Extracted data entries:
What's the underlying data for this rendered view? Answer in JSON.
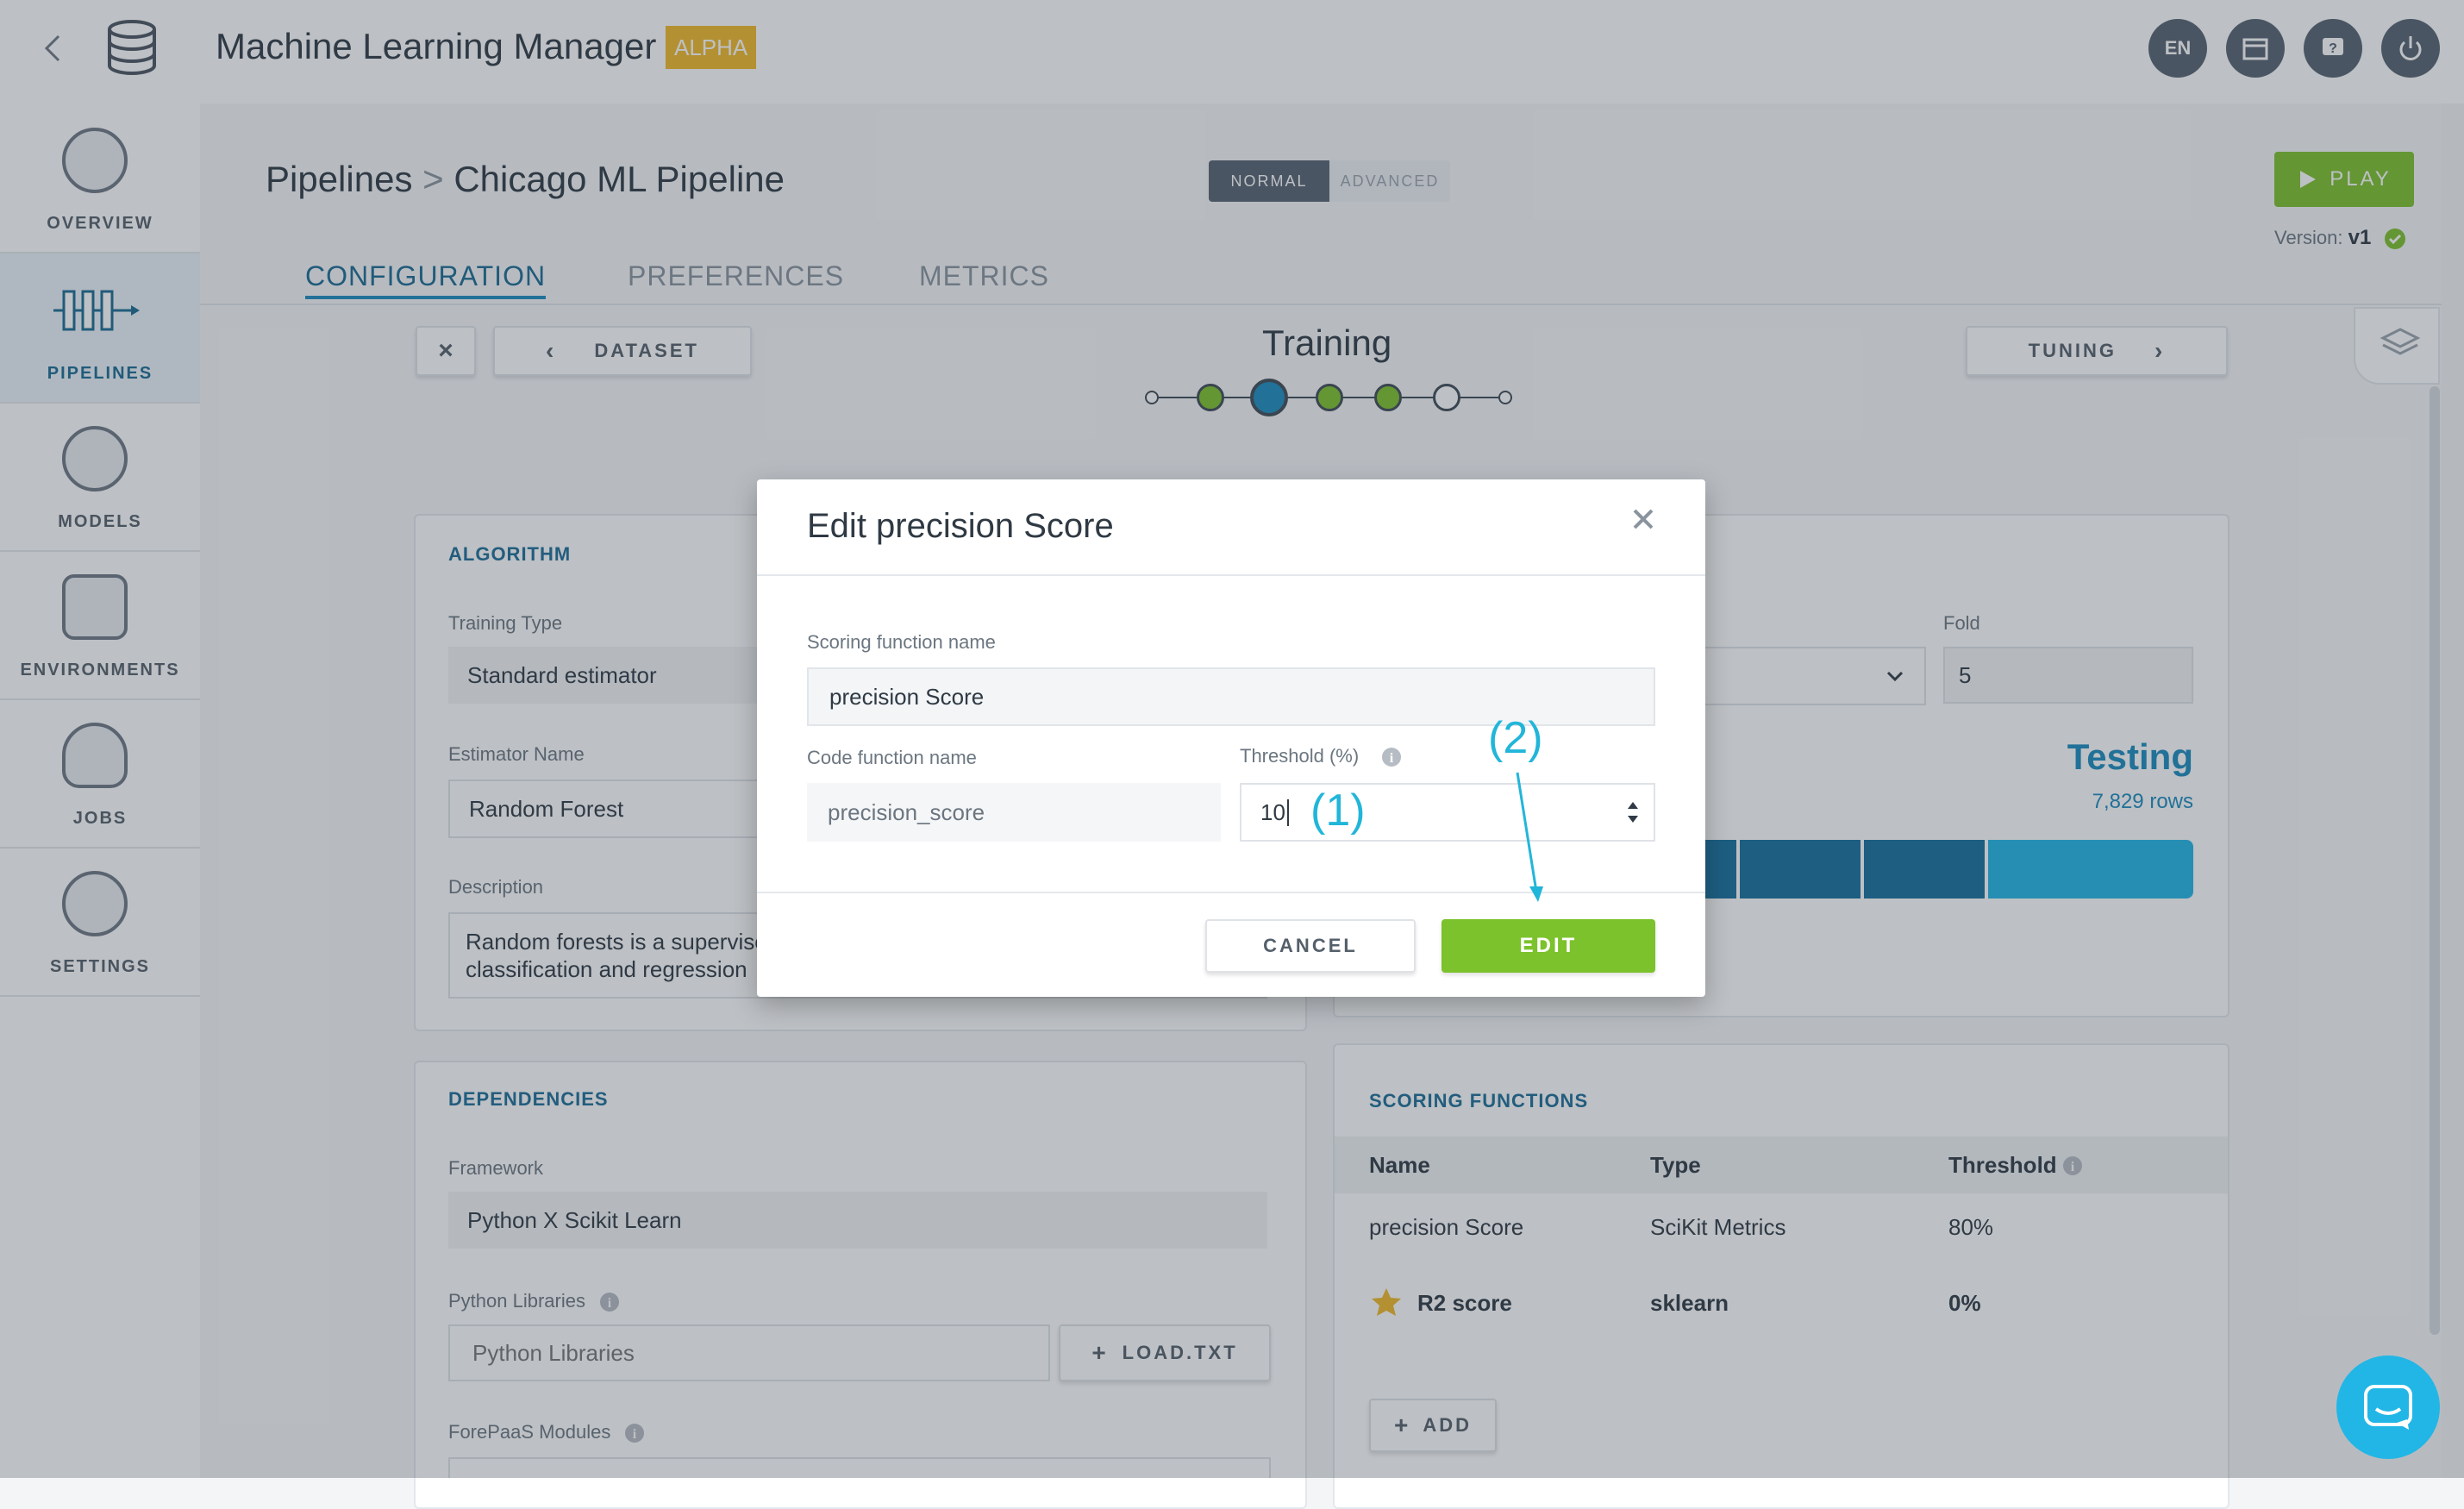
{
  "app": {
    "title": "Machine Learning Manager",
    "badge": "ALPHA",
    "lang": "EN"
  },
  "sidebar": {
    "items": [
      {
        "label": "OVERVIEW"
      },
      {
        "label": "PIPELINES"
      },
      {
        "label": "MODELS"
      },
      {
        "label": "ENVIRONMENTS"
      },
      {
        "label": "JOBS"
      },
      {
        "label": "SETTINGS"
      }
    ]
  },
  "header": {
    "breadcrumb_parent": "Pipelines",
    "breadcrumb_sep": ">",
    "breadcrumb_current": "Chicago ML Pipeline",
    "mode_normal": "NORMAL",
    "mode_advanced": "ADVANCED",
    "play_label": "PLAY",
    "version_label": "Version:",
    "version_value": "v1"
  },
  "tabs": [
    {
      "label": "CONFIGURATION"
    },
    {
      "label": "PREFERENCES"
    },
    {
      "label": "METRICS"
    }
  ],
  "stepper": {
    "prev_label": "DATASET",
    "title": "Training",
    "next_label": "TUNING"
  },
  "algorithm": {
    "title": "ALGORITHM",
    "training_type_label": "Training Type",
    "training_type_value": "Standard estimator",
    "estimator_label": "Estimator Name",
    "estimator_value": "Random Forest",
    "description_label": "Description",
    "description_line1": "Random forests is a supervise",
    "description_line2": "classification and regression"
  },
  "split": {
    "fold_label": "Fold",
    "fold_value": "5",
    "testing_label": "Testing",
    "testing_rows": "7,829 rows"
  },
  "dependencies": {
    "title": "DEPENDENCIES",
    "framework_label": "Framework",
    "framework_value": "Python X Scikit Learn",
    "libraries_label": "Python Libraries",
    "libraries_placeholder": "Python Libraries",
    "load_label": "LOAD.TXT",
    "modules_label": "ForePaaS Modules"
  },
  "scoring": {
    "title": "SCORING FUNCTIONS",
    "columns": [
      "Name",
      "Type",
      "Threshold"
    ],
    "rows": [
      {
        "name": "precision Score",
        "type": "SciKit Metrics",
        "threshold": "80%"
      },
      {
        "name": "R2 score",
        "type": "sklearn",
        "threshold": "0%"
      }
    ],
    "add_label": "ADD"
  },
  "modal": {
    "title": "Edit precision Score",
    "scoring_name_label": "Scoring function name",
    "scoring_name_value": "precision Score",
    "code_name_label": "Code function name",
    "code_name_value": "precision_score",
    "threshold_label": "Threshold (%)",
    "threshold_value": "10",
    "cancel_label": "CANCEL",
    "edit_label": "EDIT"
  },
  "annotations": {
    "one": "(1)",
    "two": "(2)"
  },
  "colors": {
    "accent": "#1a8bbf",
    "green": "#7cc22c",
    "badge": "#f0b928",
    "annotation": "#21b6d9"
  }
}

Problem to work on. Copy out all of the material exactly as written, without its pictures.

Task output.
What's the underlying data for this rendered view? Answer in JSON.
{
  "app": {
    "title": "Machine Learning Manager",
    "badge": "ALPHA",
    "lang": "EN"
  },
  "sidebar": {
    "items": [
      {
        "label": "OVERVIEW"
      },
      {
        "label": "PIPELINES"
      },
      {
        "label": "MODELS"
      },
      {
        "label": "ENVIRONMENTS"
      },
      {
        "label": "JOBS"
      },
      {
        "label": "SETTINGS"
      }
    ]
  },
  "header": {
    "breadcrumb_parent": "Pipelines",
    "breadcrumb_sep": ">",
    "breadcrumb_current": "Chicago ML Pipeline",
    "mode_normal": "NORMAL",
    "mode_advanced": "ADVANCED",
    "play_label": "PLAY",
    "version_label": "Version:",
    "version_value": "v1"
  },
  "tabs": [
    {
      "label": "CONFIGURATION"
    },
    {
      "label": "PREFERENCES"
    },
    {
      "label": "METRICS"
    }
  ],
  "stepper": {
    "prev_label": "DATASET",
    "title": "Training",
    "next_label": "TUNING"
  },
  "algorithm": {
    "title": "ALGORITHM",
    "training_type_label": "Training Type",
    "training_type_value": "Standard estimator",
    "estimator_label": "Estimator Name",
    "estimator_value": "Random Forest",
    "description_label": "Description",
    "description_line1": "Random forests is a supervise",
    "description_line2": "classification and regression"
  },
  "split": {
    "fold_label": "Fold",
    "fold_value": "5",
    "testing_label": "Testing",
    "testing_rows": "7,829 rows"
  },
  "dependencies": {
    "title": "DEPENDENCIES",
    "framework_label": "Framework",
    "framework_value": "Python X Scikit Learn",
    "libraries_label": "Python Libraries",
    "libraries_placeholder": "Python Libraries",
    "load_label": "LOAD.TXT",
    "modules_label": "ForePaaS Modules"
  },
  "scoring": {
    "title": "SCORING FUNCTIONS",
    "columns": [
      "Name",
      "Type",
      "Threshold"
    ],
    "rows": [
      {
        "name": "precision Score",
        "type": "SciKit Metrics",
        "threshold": "80%"
      },
      {
        "name": "R2 score",
        "type": "sklearn",
        "threshold": "0%"
      }
    ],
    "add_label": "ADD"
  },
  "modal": {
    "title": "Edit precision Score",
    "scoring_name_label": "Scoring function name",
    "scoring_name_value": "precision Score",
    "code_name_label": "Code function name",
    "code_name_value": "precision_score",
    "threshold_label": "Threshold (%)",
    "threshold_value": "10",
    "cancel_label": "CANCEL",
    "edit_label": "EDIT"
  },
  "annotations": {
    "one": "(1)",
    "two": "(2)"
  },
  "colors": {
    "accent": "#1a8bbf",
    "green": "#7cc22c",
    "badge": "#f0b928",
    "annotation": "#21b6d9"
  }
}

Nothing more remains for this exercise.